Records contained in a dataset:
=======

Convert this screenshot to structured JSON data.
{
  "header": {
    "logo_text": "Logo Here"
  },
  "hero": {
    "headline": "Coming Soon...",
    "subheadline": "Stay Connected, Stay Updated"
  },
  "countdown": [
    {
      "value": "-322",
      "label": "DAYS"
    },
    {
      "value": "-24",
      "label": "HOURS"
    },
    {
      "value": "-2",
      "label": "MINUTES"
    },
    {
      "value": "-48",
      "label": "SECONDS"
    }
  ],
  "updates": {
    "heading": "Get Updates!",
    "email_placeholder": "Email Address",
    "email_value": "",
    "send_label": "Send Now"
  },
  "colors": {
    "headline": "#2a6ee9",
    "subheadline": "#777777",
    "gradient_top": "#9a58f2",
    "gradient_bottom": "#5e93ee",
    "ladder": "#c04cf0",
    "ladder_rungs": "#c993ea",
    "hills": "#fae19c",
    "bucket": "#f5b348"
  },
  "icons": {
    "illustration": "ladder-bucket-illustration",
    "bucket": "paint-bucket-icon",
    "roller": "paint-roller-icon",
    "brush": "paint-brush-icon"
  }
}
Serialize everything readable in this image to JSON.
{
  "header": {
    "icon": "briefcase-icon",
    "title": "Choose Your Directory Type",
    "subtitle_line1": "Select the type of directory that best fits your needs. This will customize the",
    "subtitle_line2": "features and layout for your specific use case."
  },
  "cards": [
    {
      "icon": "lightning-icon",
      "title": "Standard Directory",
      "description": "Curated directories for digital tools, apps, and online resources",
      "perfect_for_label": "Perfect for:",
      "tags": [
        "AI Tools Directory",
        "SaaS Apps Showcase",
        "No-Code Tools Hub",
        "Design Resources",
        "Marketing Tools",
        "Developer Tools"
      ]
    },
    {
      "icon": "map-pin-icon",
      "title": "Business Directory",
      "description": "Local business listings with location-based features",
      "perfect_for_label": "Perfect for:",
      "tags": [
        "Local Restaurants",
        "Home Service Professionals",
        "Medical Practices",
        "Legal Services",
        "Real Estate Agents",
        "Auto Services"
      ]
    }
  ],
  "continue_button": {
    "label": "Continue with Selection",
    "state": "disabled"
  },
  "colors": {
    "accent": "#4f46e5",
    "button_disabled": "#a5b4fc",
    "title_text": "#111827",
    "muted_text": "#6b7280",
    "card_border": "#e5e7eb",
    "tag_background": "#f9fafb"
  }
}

=======

- **SET TASK**
Copy each line that contains the word "JSON".

- **RESULT**
Convert this screenshot to structured JSON data.
Serialize everything readable in this image to JSON.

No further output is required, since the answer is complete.